* TASK OBJECTIVE: Report only the number of lines in this material that include the string "Subconscious".

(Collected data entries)
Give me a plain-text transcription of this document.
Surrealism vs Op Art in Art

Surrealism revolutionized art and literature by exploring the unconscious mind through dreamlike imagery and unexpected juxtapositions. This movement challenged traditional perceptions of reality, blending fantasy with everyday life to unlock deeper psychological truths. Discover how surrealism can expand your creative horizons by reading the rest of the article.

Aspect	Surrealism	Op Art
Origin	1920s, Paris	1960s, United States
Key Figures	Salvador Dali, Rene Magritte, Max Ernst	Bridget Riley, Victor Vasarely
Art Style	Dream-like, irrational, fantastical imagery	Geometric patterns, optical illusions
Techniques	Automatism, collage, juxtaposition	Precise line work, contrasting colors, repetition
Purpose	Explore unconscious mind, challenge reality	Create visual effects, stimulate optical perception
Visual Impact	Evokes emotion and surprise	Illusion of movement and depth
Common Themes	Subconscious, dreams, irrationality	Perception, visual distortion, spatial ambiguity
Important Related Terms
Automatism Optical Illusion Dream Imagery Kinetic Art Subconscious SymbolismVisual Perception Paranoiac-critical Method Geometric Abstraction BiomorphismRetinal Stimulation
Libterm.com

* ANSWER TO THE PROBLEM: 2